Ćwiczenie A:
Jak w dwóch zdaniach streścić relację z meczów grupy B?
Ćwiczenie B:
Przepisz fragment relacji z meczów grupy B, zaczynając od słów „Partię numer dwa” i kończąc po słowach „się wynikiem 25:18.”. Zmień w nim „Rumunki” na „Rumuńskie siatkarki”.

Fragment tekstu:
• • • • • • •
Pierwszy, sobotni mecz w grupie B odbył się między Rumunią, a Szwajcarią. Spotkanie od samego początku było bardzo zacięte, a szala zwycięstwa przechylała się raz na jedną, raz na drugą stronę. Ostatecznie po tie-breaku wygrały Szwajcarki. W drugim meczu tej grupy Bułgaria zagrała z Italią, czyli gospodarzami. Włoskie siatkarki niesione dopingiem swoich kibiców bez żadnych problemów pokonały swoje rywalki w trzech szybkich setach.
Mecz od samego początku był bardzo wyrównany, a wynik oscylował wokół remisu (9:9). Przez większość inauguracyjnego seta sytuacja nie ulegała zamianie. Widać było, że oby drużynom bardzo zależy na wygranej. W końcówce partii na trzypunktowe prowadzenie wysunęła się Szwajcaria (20:17) i to ona była bliżej, aby ją wygrać. Zawodniczki z Rumuni nie dały już rady dogonić swoich przeciwniczek, które wygrały inauguracyjną partię 25:21.
Partię numer dwa lepie zaczęły Rumunki, które bardzo szybko wyszły na sześć „oczek” do przodu (12:6). Gra Szwajcarek całkowicie stanęła w miejscu, siatkarki zdobywały jedynie pojedyncze punkty i to też głównie po błędach rumuńskiej ekipy. Natomiast Rumunki bardzo dobrze wykorzystywały kiepską dyspozycję przeciwniczek i pewnie zmierzały po wygraną w kolejnym secie (22:16). Mimo starań Szwajcarki nie dały już rady dogonić rywalek i set zakończył się wynikiem 25:18.
Trzeci set od początku był wyrównany i bardzo zacięty. Raz jedna, a raz druga drużyna wychodziła na niewielkie prowadzenie, które i tak bardzo szybko było likwidowane. Sytuacja na boisku nie ulegała zmianie przez całą odsłonę. Drużyny nie odpuszczały i nawet w końcówce szły „łeb w łeb” (23:23). Ostatecznie set na swoją korzyść zapisały Szwajcarki (27:25).
• • • • • • •
Dane wejściowe:
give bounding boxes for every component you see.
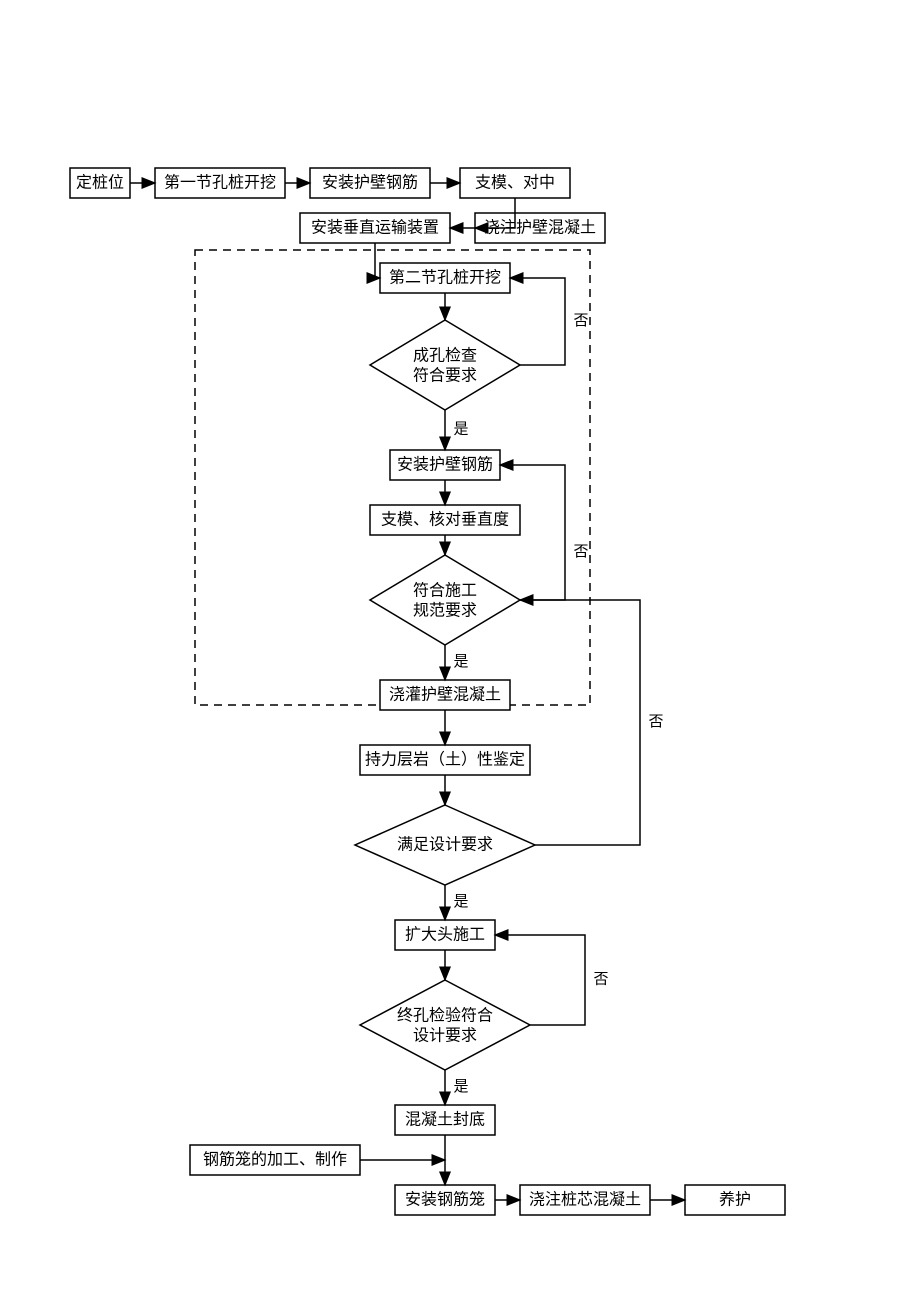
svg-text:否: 否	[648, 714, 663, 730]
svg-text:符合施工: 符合施工	[413, 582, 477, 600]
svg-text:浇注桩芯混凝土: 浇注桩芯混凝土	[529, 1191, 641, 1209]
svg-text:是: 是	[453, 894, 468, 910]
svg-text:符合要求: 符合要求	[413, 367, 477, 385]
decision-d1	[370, 320, 520, 410]
svg-text:成孔检查: 成孔检查	[413, 347, 477, 365]
decision-d2	[370, 555, 520, 645]
edge	[520, 600, 640, 845]
svg-text:否: 否	[573, 544, 588, 560]
svg-text:安装护壁钢筋: 安装护壁钢筋	[322, 173, 418, 192]
svg-text:持力层岩（土）性鉴定: 持力层岩（土）性鉴定	[365, 751, 525, 769]
svg-text:终孔检验符合: 终孔检验符合	[397, 1007, 493, 1025]
svg-text:规范要求: 规范要求	[413, 602, 477, 620]
svg-text:安装护壁钢筋: 安装护壁钢筋	[397, 455, 493, 474]
svg-text:养护: 养护	[719, 1191, 751, 1209]
svg-text:是: 是	[453, 421, 468, 437]
svg-text:浇灌护壁混凝土: 浇灌护壁混凝土	[389, 685, 501, 704]
svg-text:安装钢筋笼: 安装钢筋笼	[405, 1191, 485, 1209]
svg-text:第二节孔桩开挖: 第二节孔桩开挖	[389, 269, 501, 287]
svg-text:否: 否	[573, 313, 588, 329]
svg-text:否: 否	[593, 971, 608, 987]
svg-text:混凝土封底: 混凝土封底	[405, 1111, 485, 1129]
svg-text:定桩位: 定桩位	[76, 174, 124, 192]
edge	[510, 278, 565, 365]
svg-text:满足设计要求: 满足设计要求	[397, 836, 493, 854]
svg-text:浇注护壁混凝土: 浇注护壁混凝土	[484, 218, 596, 237]
decision-d4	[360, 980, 530, 1070]
svg-text:是: 是	[453, 654, 468, 670]
svg-text:支模、核对垂直度: 支模、核对垂直度	[381, 511, 509, 529]
svg-text:支模、对中: 支模、对中	[475, 174, 555, 192]
svg-text:设计要求: 设计要求	[413, 1027, 477, 1045]
svg-text:安装垂直运输装置: 安装垂直运输装置	[311, 219, 439, 237]
edge	[495, 935, 585, 1025]
svg-text:是: 是	[453, 1079, 468, 1095]
svg-text:第一节孔桩开挖: 第一节孔桩开挖	[164, 174, 276, 192]
svg-text:扩大头施工: 扩大头施工	[405, 926, 485, 944]
flowchart-svg: 定桩位第一节孔桩开挖安装护壁钢筋支模、对中安装垂直运输装置浇注护壁混凝土第二节孔…	[0, 0, 920, 1302]
svg-text:钢筋笼的加工、制作: 钢筋笼的加工、制作	[203, 1151, 347, 1169]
• • • • • • •
Wynik zadania A:
W sobotę w grupie B Szwajcarki pokonały Rumunki po tie-breaku, a gospodynie z Italii bez problemów wygrały z Bułgarią w trzech setach. W meczu Rumunii ze Szwajcarią pierwszą partię Szwajcarki wygrały 25:21, drugą Rumunki 25:18, a trzecią znów Szwajcarki 27:25.

Wynik zadania B:
Partię numer dwa lepie zaczęły Rumuńskie siatkarki, które bardzo szybko wyszły na sześć „oczek” do przodu (12:6). Gra Szwajcarek całkowicie stanęła w miejscu, siatkarki zdobywały jedynie pojedyncze punkty i to też głównie po błędach rumuńskiej ekipy. Natomiast Rumuńskie siatkarki bardzo dobrze wykorzystywały kiepską dyspozycję przeciwniczek i pewnie zmierzały po wygraną w kolejnym secie (22:16). Mimo starań Szwajcarki nie dały już rady dogonić rywalek i set zakończył się wynikiem 25:18.